— START OF THE RECORDS —

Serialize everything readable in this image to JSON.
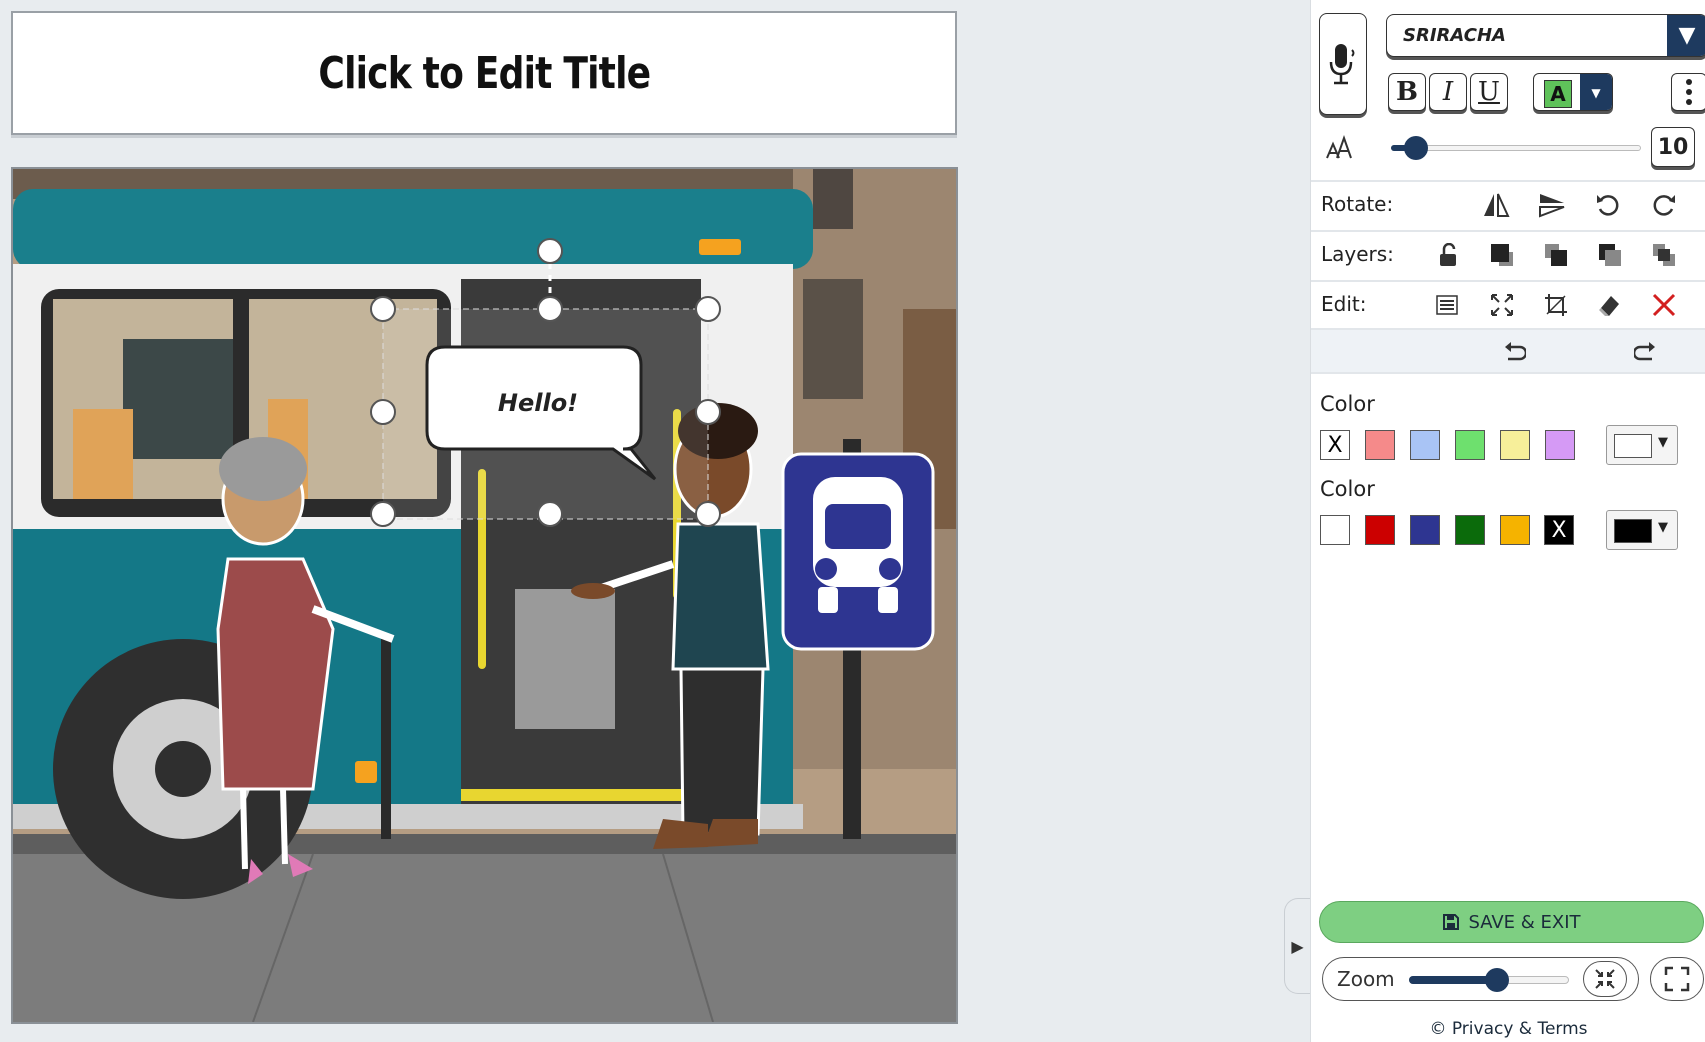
{
  "title": {
    "text": "Click to Edit Title"
  },
  "scene": {
    "speech_bubble_text": "Hello!"
  },
  "text_tools": {
    "font_name": "SRIRACHA",
    "bold_label": "B",
    "italic_label": "I",
    "underline_label": "U",
    "text_color_label": "A",
    "font_size": "10",
    "font_size_fraction": 0.1
  },
  "tool_rows": {
    "rotate_label": "Rotate:",
    "layers_label": "Layers:",
    "edit_label": "Edit:"
  },
  "colors": {
    "fill": {
      "label": "Color",
      "none_label": "X",
      "swatches": [
        "#f58a8a",
        "#a9c4f5",
        "#6ee06e",
        "#f7ef9a",
        "#d59af5"
      ],
      "selected": "#ffffff"
    },
    "outline": {
      "label": "Color",
      "none_label": "X",
      "swatches": [
        "#ffffff",
        "#cc0000",
        "#2e3591",
        "#0b6b0b",
        "#f5b300"
      ],
      "selected": "#000000"
    }
  },
  "footer": {
    "save_label": "SAVE & EXIT",
    "zoom_label": "Zoom",
    "zoom_fraction": 0.55,
    "privacy_label": "© Privacy & Terms"
  },
  "icons": {
    "mic": "microphone-icon",
    "flip_h": "flip-horizontal-icon",
    "flip_v": "flip-vertical-icon",
    "rotate_ccw": "rotate-left-icon",
    "rotate_cw": "rotate-right-icon",
    "unlock": "unlock-icon",
    "bring_front": "bring-to-front-icon",
    "bring_forward": "bring-forward-icon",
    "send_backward": "send-backward-icon",
    "send_back": "send-to-back-icon",
    "details": "details-icon",
    "resize": "resize-icon",
    "crop": "crop-icon",
    "eraser": "eraser-icon",
    "delete": "delete-icon",
    "undo": "undo-icon",
    "redo": "redo-icon",
    "save": "save-icon",
    "fit": "fit-screen-icon",
    "fullscreen": "fullscreen-icon"
  }
}
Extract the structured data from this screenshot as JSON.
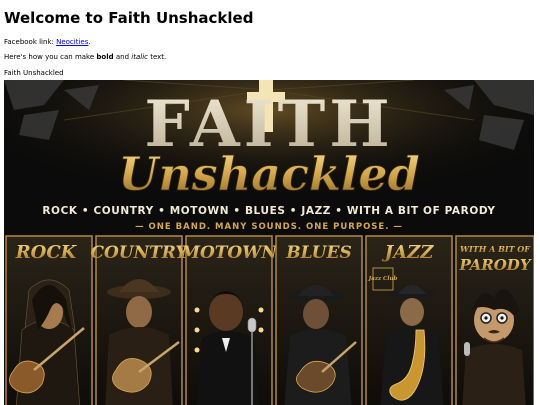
{
  "page": {
    "title": "Welcome to Faith Unshackled",
    "facebook_prefix": "Facebook link: ",
    "facebook_link_text": "Neocities",
    "facebook_suffix": ".",
    "format_prefix": "Here's how you can make ",
    "format_bold": "bold",
    "format_middle": " and ",
    "format_italic": "italic",
    "format_suffix": " text.",
    "band_name": "Faith Unshackled"
  },
  "banner": {
    "title_top": "FAITH",
    "title_script": "Unshackled",
    "genres_line": "ROCK • COUNTRY • MOTOWN • BLUES • JAZZ • WITH A BIT OF PARODY",
    "tagline": "— ONE BAND. MANY SOUNDS. ONE PURPOSE. —",
    "panels": [
      "ROCK",
      "COUNTRY",
      "MOTOWN",
      "BLUES",
      "JAZZ",
      "WITH A BIT OF",
      "PARODY"
    ],
    "jazz_sign": "Jazz Club",
    "colors": {
      "gold": "#d4a84a",
      "gold_light": "#f0cf7a",
      "cream": "#e8dcc0",
      "background": "#0b0b0b"
    }
  }
}
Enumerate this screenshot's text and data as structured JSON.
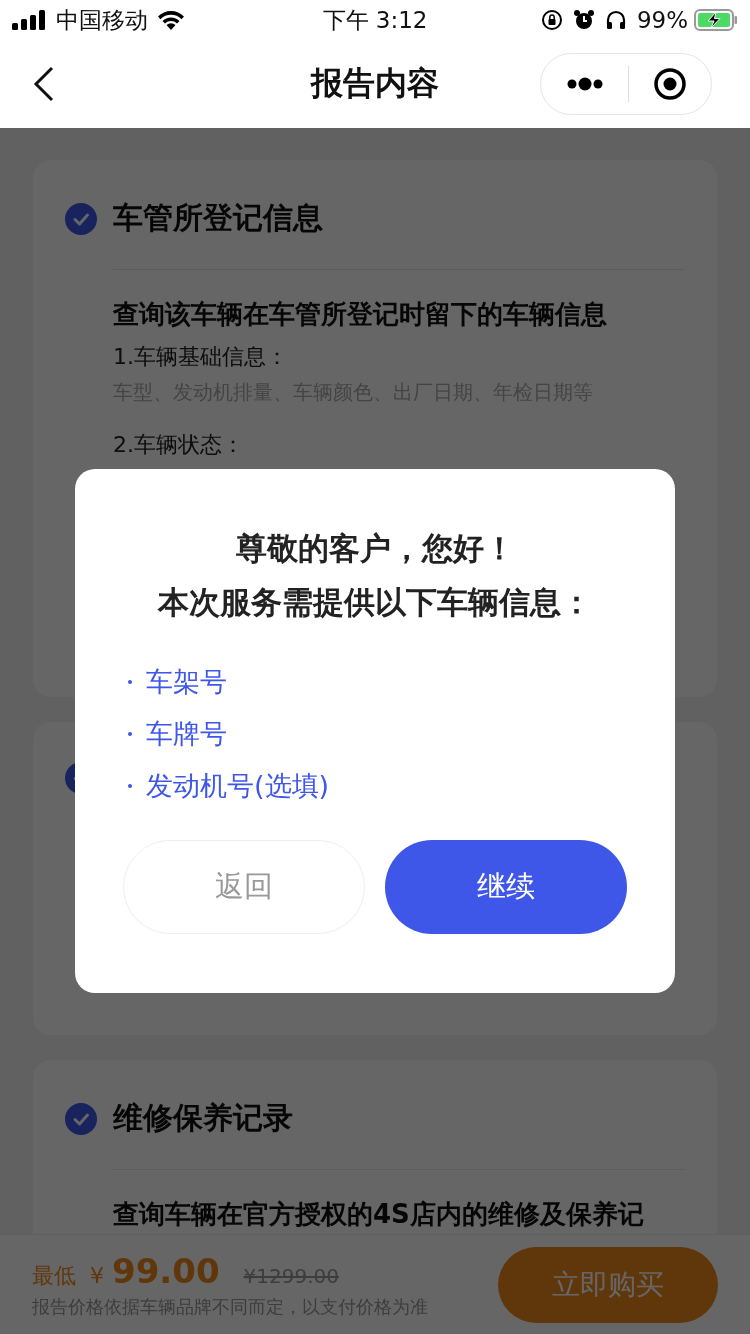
{
  "status_bar": {
    "carrier": "中国移动",
    "time": "下午 3:12",
    "battery": "99%",
    "charging": true
  },
  "nav": {
    "title": "报告内容"
  },
  "sections": [
    {
      "title": "车管所登记信息",
      "checked": true,
      "description": "查询该车辆在车管所登记时留下的车辆信息",
      "items": [
        {
          "label": "1.车辆基础信息：",
          "detail": "车型、发动机排量、车辆颜色、出厂日期、年检日期等"
        },
        {
          "label": "2.车辆状态："
        }
      ]
    },
    {
      "checked": true
    },
    {
      "title": "维修保养记录",
      "checked": true,
      "description": "查询车辆在官方授权的4S店内的维修及保养记"
    }
  ],
  "purchase_bar": {
    "price_label": "最低",
    "currency": "¥",
    "price": "99.00",
    "original_price": "¥1299.00",
    "note": "报告价格依据车辆品牌不同而定，以支付价格为准",
    "buy_button": "立即购买"
  },
  "dialog": {
    "title_lines": [
      "尊敬的客户，您好！",
      "本次服务需提供以下车辆信息："
    ],
    "items": [
      "车架号",
      "车牌号",
      "发动机号(选填)"
    ],
    "buttons": [
      {
        "label": "返回",
        "kind": "secondary"
      },
      {
        "label": "继续",
        "kind": "primary"
      }
    ]
  }
}
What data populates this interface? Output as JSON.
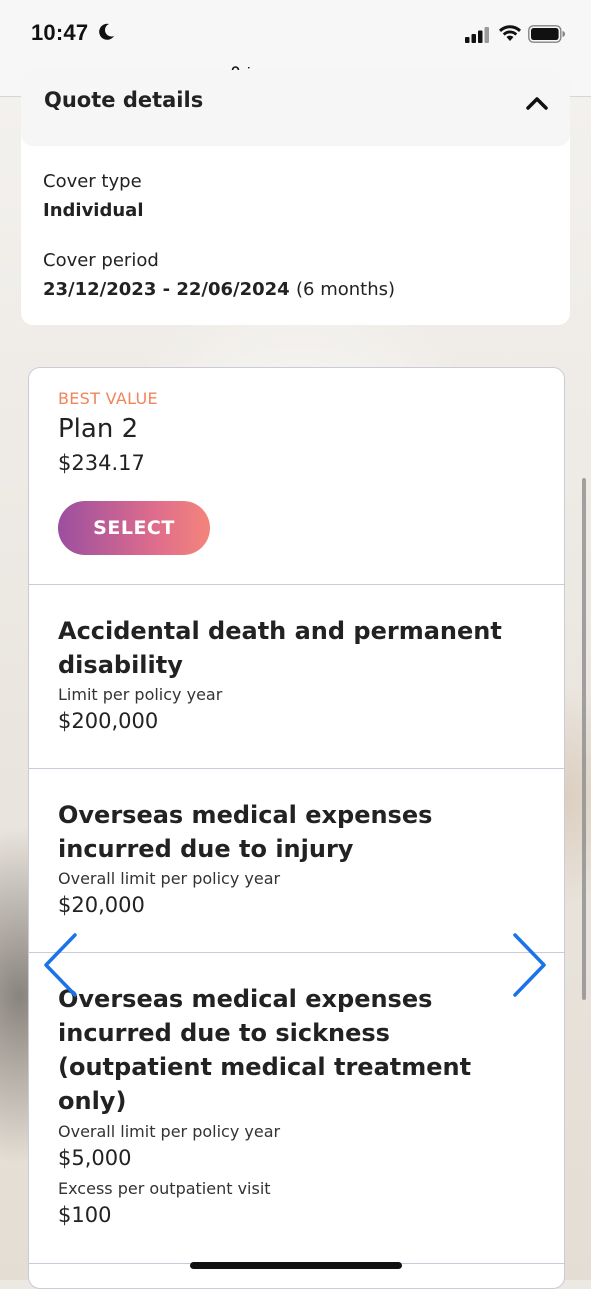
{
  "status_bar": {
    "time": "10:47"
  },
  "browser": {
    "url": "income.com.sg"
  },
  "quote": {
    "title": "Quote details",
    "cover_type_label": "Cover type",
    "cover_type_value": "Individual",
    "cover_period_label": "Cover period",
    "cover_period_dates": "23/12/2023 - 22/06/2024",
    "cover_period_open": "(",
    "cover_period_duration": "6 months",
    "cover_period_close": ")"
  },
  "plan": {
    "badge": "BEST VALUE",
    "name": "Plan 2",
    "price": "$234.17",
    "select_label": "SELECT"
  },
  "benefits": [
    {
      "title": "Accidental death and permanent disability",
      "lines": [
        {
          "label": "Limit per policy year",
          "amount": "$200,000"
        }
      ]
    },
    {
      "title": "Overseas medical expenses incurred due to injury",
      "lines": [
        {
          "label": "Overall limit per policy year",
          "amount": "$20,000"
        }
      ]
    },
    {
      "title": "Overseas medical expenses incurred due to sickness (outpatient medical treatment only)",
      "lines": [
        {
          "label": "Overall limit per policy year",
          "amount": "$5,000"
        },
        {
          "label": "Excess per outpatient visit",
          "amount": "$100"
        }
      ]
    }
  ],
  "icons": {
    "moon": "moon-icon",
    "lock": "lock-icon",
    "caret": "chevron-up-icon",
    "prev": "chevron-left-icon",
    "next": "chevron-right-icon"
  },
  "colors": {
    "accent_orange": "#f0845a",
    "button_gradient_start": "#9b4fa0",
    "button_gradient_end": "#f3857a",
    "arrow_blue": "#1a73e8"
  }
}
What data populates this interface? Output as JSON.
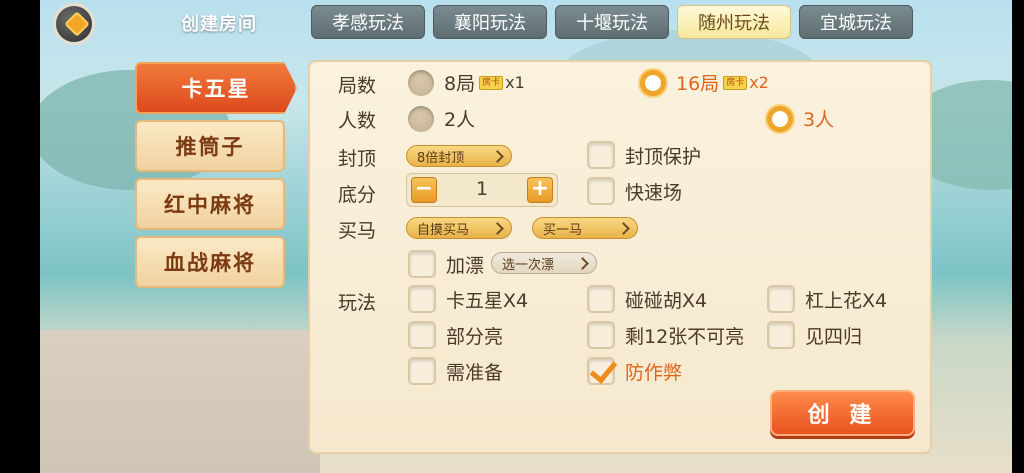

— END OF THE RECORDS —

### TASK OBJECTIVE
Leave the pictures out, and transcribe each of the records exactly.

### SOLUTION
Serialize everything readable in this image to JSON.
{
  "title": {
    "text": "Click to Edit Title"
  },
  "scene": {
    "speech_bubble_text": "Hello!"
  },
  "text_tools": {
    "font_name": "SRIRACHA",
    "bold_label": "B",
    "italic_label": "I",
    "underline_label": "U",
    "text_color_label": "A",
    "font_size": "10",
    "font_size_fraction": 0.1
  },
  "tool_rows": {
    "rotate_label": "Rotate:",
    "layers_label": "Layers:",
    "edit_label": "Edit:"
  },
  "colors": {
    "fill": {
      "label": "Color",
      "none_label": "X",
      "swatches": [
        "#f58a8a",
        "#a9c4f5",
        "#6ee06e",
        "#f7ef9a",
        "#d59af5"
      ],
      "selected": "#ffffff"
    },
    "outline": {
      "label": "Color",
      "none_label": "X",
      "swatches": [
        "#ffffff",
        "#cc0000",
        "#2e3591",
        "#0b6b0b",
        "#f5b300"
      ],
      "selected": "#000000"
    }
  },
  "footer": {
    "save_label": "SAVE & EXIT",
    "zoom_label": "Zoom",
    "zoom_fraction": 0.55,
    "privacy_label": "© Privacy & Terms"
  },
  "icons": {
    "mic": "microphone-icon",
    "flip_h": "flip-horizontal-icon",
    "flip_v": "flip-vertical-icon",
    "rotate_ccw": "rotate-left-icon",
    "rotate_cw": "rotate-right-icon",
    "unlock": "unlock-icon",
    "bring_front": "bring-to-front-icon",
    "bring_forward": "bring-forward-icon",
    "send_backward": "send-backward-icon",
    "send_back": "send-to-back-icon",
    "details": "details-icon",
    "resize": "resize-icon",
    "crop": "crop-icon",
    "eraser": "eraser-icon",
    "delete": "delete-icon",
    "undo": "undo-icon",
    "redo": "redo-icon",
    "save": "save-icon",
    "fit": "fit-screen-icon",
    "fullscreen": "fullscreen-icon"
  }
}
Extract the structured data from this screenshot as JSON.
{
  "page": {
    "title": "Welcome to Faith Unshackled",
    "facebook_prefix": "Facebook link: ",
    "facebook_link_text": "Neocities",
    "facebook_suffix": ".",
    "format_prefix": "Here's how you can make ",
    "format_bold": "bold",
    "format_middle": " and ",
    "format_italic": "italic",
    "format_suffix": " text.",
    "band_name": "Faith Unshackled"
  },
  "banner": {
    "title_top": "FAITH",
    "title_script": "Unshackled",
    "genres_line": "ROCK • COUNTRY • MOTOWN • BLUES • JAZZ • WITH A BIT OF PARODY",
    "tagline": "— ONE BAND. MANY SOUNDS. ONE PURPOSE. —",
    "panels": [
      "ROCK",
      "COUNTRY",
      "MOTOWN",
      "BLUES",
      "JAZZ",
      "WITH A BIT OF",
      "PARODY"
    ],
    "jazz_sign": "Jazz Club",
    "colors": {
      "gold": "#d4a84a",
      "gold_light": "#f0cf7a",
      "cream": "#e8dcc0",
      "background": "#0b0b0b"
    }
  }
}
Enumerate this screenshot's text and data as structured JSON.
{
  "status_bar": {
    "carrier": "中国移动",
    "time": "下午 3:12",
    "battery": "99%",
    "charging": true
  },
  "nav": {
    "title": "报告内容"
  },
  "sections": [
    {
      "title": "车管所登记信息",
      "checked": true,
      "description": "查询该车辆在车管所登记时留下的车辆信息",
      "items": [
        {
          "label": "1.车辆基础信息：",
          "detail": "车型、发动机排量、车辆颜色、出厂日期、年检日期等"
        },
        {
          "label": "2.车辆状态："
        }
      ]
    },
    {
      "checked": true
    },
    {
      "title": "维修保养记录",
      "checked": true,
      "description": "查询车辆在官方授权的4S店内的维修及保养记"
    }
  ],
  "purchase_bar": {
    "price_label": "最低",
    "currency": "¥",
    "price": "99.00",
    "original_price": "¥1299.00",
    "note": "报告价格依据车辆品牌不同而定，以支付价格为准",
    "buy_button": "立即购买"
  },
  "dialog": {
    "title_lines": [
      "尊敬的客户，您好！",
      "本次服务需提供以下车辆信息："
    ],
    "items": [
      "车架号",
      "车牌号",
      "发动机号(选填)"
    ],
    "buttons": [
      {
        "label": "返回",
        "kind": "secondary"
      },
      {
        "label": "继续",
        "kind": "primary"
      }
    ]
  }
}
What data populates this interface? Output as JSON.
{
  "status_bar": {
    "time": "10:47"
  },
  "browser": {
    "url": "income.com.sg"
  },
  "quote": {
    "title": "Quote details",
    "cover_type_label": "Cover type",
    "cover_type_value": "Individual",
    "cover_period_label": "Cover period",
    "cover_period_dates": "23/12/2023 - 22/06/2024",
    "cover_period_open": "(",
    "cover_period_duration": "6 months",
    "cover_period_close": ")"
  },
  "plan": {
    "badge": "BEST VALUE",
    "name": "Plan 2",
    "price": "$234.17",
    "select_label": "SELECT"
  },
  "benefits": [
    {
      "title": "Accidental death and permanent disability",
      "lines": [
        {
          "label": "Limit per policy year",
          "amount": "$200,000"
        }
      ]
    },
    {
      "title": "Overseas medical expenses incurred due to injury",
      "lines": [
        {
          "label": "Overall limit per policy year",
          "amount": "$20,000"
        }
      ]
    },
    {
      "title": "Overseas medical expenses incurred due to sickness (outpatient medical treatment only)",
      "lines": [
        {
          "label": "Overall limit per policy year",
          "amount": "$5,000"
        },
        {
          "label": "Excess per outpatient visit",
          "amount": "$100"
        }
      ]
    }
  ],
  "icons": {
    "moon": "moon-icon",
    "lock": "lock-icon",
    "caret": "chevron-up-icon",
    "prev": "chevron-left-icon",
    "next": "chevron-right-icon"
  },
  "colors": {
    "accent_orange": "#f0845a",
    "button_gradient_start": "#9b4fa0",
    "button_gradient_end": "#f3857a",
    "arrow_blue": "#1a73e8"
  }
}
What data populates this interface? Output as JSON.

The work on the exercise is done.